### Exercise prompt
Extract from the listing each line in which the word "baby" appears.

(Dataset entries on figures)
####

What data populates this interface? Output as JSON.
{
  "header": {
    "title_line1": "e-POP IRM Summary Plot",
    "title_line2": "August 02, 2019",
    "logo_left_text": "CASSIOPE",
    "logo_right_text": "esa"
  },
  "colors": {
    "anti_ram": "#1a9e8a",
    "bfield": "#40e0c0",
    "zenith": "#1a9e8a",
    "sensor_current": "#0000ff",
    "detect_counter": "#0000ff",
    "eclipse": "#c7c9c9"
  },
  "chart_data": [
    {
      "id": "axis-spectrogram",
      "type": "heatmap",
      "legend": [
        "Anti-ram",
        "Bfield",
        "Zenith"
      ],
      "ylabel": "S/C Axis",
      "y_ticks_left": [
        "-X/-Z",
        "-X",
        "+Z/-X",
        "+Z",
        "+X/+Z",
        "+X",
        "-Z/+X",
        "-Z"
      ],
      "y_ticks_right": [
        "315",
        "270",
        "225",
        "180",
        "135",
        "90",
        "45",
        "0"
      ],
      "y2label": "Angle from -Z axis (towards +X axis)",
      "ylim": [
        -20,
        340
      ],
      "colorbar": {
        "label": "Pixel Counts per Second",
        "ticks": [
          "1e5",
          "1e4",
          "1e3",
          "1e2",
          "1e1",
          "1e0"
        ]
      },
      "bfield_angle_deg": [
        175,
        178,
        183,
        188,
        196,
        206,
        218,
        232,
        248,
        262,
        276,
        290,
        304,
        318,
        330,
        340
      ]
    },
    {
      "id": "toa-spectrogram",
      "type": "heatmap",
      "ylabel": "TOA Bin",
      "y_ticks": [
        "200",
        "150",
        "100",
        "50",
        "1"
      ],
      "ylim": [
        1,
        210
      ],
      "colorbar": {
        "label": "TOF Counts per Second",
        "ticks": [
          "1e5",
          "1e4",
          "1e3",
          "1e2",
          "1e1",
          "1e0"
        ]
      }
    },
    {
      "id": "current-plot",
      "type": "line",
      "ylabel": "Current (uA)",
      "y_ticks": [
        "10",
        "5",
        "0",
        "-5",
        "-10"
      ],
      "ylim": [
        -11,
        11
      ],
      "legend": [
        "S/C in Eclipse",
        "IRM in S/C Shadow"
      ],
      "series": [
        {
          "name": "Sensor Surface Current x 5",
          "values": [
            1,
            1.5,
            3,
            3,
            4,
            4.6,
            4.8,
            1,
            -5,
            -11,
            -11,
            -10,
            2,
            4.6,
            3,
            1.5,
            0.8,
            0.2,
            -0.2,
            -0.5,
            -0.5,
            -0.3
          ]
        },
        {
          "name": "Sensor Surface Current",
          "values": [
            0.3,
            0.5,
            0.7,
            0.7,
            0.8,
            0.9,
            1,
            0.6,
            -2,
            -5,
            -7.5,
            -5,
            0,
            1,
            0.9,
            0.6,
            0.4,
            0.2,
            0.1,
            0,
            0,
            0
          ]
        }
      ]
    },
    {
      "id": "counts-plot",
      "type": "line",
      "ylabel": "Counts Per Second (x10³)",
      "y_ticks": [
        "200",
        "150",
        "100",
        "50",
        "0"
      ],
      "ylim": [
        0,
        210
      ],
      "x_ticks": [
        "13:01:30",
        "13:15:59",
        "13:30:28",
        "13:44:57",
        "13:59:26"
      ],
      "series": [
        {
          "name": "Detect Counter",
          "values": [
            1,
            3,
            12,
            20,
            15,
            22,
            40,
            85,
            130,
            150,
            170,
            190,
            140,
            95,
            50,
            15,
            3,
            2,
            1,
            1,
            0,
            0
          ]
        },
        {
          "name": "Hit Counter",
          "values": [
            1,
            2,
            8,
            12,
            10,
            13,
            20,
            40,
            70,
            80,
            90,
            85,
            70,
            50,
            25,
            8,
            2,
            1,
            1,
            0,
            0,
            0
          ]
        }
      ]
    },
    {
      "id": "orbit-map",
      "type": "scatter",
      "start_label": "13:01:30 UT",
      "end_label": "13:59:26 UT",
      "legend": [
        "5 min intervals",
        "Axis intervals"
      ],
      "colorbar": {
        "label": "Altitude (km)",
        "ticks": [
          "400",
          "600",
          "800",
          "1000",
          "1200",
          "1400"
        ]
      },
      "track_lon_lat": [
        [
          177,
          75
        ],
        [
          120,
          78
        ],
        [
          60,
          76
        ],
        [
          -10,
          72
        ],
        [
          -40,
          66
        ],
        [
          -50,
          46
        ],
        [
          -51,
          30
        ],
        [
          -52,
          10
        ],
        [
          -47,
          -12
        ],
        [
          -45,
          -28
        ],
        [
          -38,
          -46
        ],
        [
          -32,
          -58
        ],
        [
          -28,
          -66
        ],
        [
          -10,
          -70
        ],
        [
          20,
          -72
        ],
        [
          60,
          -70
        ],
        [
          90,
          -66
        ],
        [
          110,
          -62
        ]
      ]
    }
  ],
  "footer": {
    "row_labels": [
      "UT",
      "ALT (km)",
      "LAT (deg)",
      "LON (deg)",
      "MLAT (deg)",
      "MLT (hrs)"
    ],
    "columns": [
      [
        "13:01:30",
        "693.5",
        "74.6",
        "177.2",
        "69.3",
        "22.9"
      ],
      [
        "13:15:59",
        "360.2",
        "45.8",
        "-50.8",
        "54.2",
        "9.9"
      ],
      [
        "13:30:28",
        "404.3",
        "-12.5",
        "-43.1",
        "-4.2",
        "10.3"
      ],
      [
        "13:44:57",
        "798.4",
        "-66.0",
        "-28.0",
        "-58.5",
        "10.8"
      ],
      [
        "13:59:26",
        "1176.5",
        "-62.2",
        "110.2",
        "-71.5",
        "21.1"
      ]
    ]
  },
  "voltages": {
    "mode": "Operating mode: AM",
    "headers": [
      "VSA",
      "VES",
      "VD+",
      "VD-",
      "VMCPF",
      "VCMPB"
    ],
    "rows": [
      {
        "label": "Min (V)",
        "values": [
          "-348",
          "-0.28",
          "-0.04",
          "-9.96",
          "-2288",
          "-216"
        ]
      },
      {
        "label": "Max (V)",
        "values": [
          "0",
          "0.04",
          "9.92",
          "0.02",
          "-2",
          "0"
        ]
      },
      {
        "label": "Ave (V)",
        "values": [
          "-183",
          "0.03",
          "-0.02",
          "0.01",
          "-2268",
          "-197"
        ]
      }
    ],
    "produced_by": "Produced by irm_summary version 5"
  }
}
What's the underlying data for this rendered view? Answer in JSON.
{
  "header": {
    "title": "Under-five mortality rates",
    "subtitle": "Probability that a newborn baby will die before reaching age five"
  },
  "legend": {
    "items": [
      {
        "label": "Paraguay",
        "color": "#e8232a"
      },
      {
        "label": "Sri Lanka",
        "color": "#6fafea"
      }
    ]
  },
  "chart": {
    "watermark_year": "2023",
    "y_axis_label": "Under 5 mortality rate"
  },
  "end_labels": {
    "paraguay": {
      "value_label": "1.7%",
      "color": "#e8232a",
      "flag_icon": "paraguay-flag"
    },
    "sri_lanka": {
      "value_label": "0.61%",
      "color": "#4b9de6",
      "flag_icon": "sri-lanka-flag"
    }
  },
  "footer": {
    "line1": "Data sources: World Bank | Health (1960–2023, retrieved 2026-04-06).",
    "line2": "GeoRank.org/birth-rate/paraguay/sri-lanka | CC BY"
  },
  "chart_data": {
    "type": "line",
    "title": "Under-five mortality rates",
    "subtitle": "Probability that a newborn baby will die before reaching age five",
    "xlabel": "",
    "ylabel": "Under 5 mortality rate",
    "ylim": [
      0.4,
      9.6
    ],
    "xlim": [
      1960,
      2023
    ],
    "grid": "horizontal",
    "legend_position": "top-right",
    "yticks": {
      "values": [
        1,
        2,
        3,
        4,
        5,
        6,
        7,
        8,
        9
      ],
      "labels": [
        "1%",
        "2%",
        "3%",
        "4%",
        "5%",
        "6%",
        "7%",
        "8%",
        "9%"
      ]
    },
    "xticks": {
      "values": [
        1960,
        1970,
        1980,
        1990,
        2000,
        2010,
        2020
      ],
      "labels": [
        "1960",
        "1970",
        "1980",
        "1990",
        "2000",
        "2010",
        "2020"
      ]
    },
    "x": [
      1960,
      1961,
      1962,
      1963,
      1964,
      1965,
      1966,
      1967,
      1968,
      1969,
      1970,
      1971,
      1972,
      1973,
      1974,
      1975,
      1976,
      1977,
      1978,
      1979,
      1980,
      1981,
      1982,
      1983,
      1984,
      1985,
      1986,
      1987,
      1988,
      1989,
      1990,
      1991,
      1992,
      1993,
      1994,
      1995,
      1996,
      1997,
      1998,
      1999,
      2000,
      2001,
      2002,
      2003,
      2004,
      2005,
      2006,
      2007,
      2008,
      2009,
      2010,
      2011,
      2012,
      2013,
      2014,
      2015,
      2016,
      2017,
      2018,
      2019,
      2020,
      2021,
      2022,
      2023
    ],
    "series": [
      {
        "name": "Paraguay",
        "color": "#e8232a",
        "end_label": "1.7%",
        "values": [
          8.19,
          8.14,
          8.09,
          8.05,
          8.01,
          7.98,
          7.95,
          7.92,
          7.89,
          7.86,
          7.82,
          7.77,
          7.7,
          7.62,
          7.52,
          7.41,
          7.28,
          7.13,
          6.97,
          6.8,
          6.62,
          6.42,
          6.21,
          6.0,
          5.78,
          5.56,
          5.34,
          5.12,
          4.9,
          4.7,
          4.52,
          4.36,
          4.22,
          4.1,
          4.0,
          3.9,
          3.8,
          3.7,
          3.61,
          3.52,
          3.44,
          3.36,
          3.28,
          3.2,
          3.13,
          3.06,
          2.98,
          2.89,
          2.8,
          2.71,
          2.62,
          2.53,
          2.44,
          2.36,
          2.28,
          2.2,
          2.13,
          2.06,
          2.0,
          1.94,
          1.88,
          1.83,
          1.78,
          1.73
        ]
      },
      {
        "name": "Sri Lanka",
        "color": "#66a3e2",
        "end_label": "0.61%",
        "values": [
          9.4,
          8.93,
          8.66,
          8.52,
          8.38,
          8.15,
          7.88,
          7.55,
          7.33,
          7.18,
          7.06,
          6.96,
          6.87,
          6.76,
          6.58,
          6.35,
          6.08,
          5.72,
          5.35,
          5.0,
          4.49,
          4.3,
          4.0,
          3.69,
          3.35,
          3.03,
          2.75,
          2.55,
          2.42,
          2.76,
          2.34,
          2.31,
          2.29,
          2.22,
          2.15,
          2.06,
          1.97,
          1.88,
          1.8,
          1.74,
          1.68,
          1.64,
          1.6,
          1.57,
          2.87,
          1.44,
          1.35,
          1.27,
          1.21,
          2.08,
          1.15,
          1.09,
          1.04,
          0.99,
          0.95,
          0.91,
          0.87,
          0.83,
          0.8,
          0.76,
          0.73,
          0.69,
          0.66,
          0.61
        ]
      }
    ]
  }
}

####

### Response
    "subtitle": "Probability that a newborn baby will die before reaching age five"
    "subtitle": "Probability that a newborn baby will die before reaching age five",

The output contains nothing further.